◆ **Directions for this task**
Your task is to copy each line that has the word "UNITE".

◆ **Input**

◇ ◇ ◇ ◇ ◇

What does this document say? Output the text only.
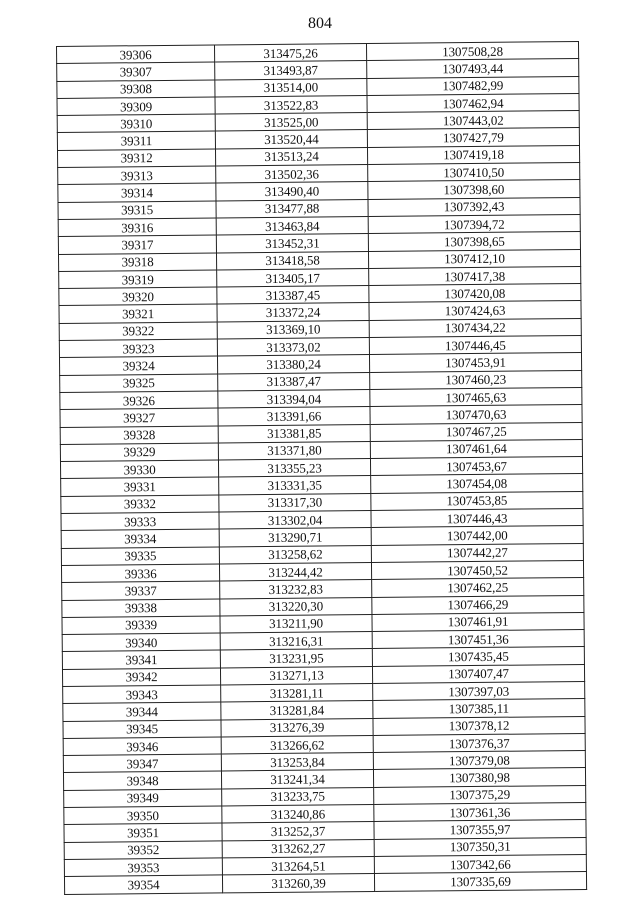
804
39306	313475,26	1307508,28
39307	313493,87	1307493,44
39308	313514,00	1307482,99
39309	313522,83	1307462,94
39310	313525,00	1307443,02
39311	313520,44	1307427,79
39312	313513,24	1307419,18
39313	313502,36	1307410,50
39314	313490,40	1307398,60
39315	313477,88	1307392,43
39316	313463,84	1307394,72
39317	313452,31	1307398,65
39318	313418,58	1307412,10
39319	313405,17	1307417,38
39320	313387,45	1307420,08
39321	313372,24	1307424,63
39322	313369,10	1307434,22
39323	313373,02	1307446,45
39324	313380,24	1307453,91
39325	313387,47	1307460,23
39326	313394,04	1307465,63
39327	313391,66	1307470,63
39328	313381,85	1307467,25
39329	313371,80	1307461,64
39330	313355,23	1307453,67
39331	313331,35	1307454,08
39332	313317,30	1307453,85
39333	313302,04	1307446,43
39334	313290,71	1307442,00
39335	313258,62	1307442,27
39336	313244,42	1307450,52
39337	313232,83	1307462,25
39338	313220,30	1307466,29
39339	313211,90	1307461,91
39340	313216,31	1307451,36
39341	313231,95	1307435,45
39342	313271,13	1307407,47
39343	313281,11	1307397,03
39344	313281,84	1307385,11
39345	313276,39	1307378,12
39346	313266,62	1307376,37
39347	313253,84	1307379,08
39348	313241,34	1307380,98
39349	313233,75	1307375,29
39350	313240,86	1307361,36
39351	313252,37	1307355,97
39352	313262,27	1307350,31
39353	313264,51	1307342,66
39354	313260,39	1307335,69
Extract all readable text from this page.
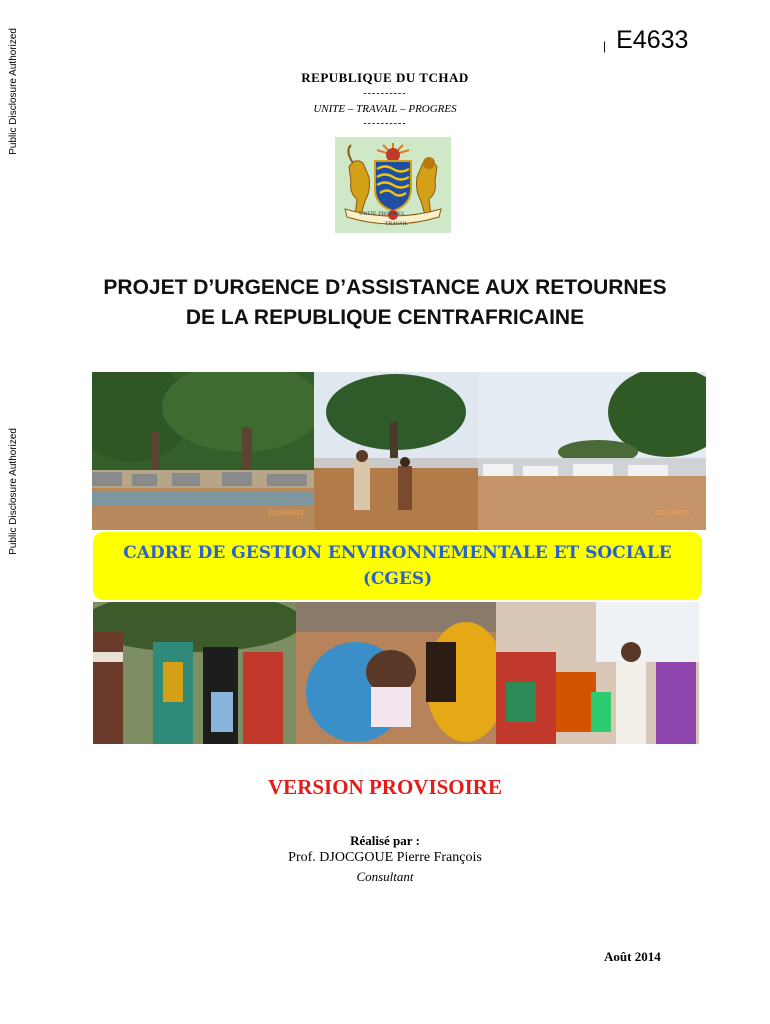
Public Disclosure Authorized
Public Disclosure Authorized
| E4633
REPUBLIQUE DU TCHAD
----------
UNITE – TRAVAIL – PROGRES
----------
UNITE PROGRES
TRAVAIL
PROJET D’URGENCE D’ASSISTANCE AUX RETOURNES
DE LA REPUBLIQUE CENTRAFRICAINE
2014/06/09	2014/06/09
CADRE DE GESTION ENVIRONNEMENTALE ET SOCIALE
(CGES)
VERSION PROVISOIRE
Réalisé par :
Prof. DJOCGOUE Pierre François
Consultant
Août 2014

◇ ◇ ◇ ◇ ◇

◆ **Solution to the problem**
UNITE – TRAVAIL – PROGRES
UNITE PROGRES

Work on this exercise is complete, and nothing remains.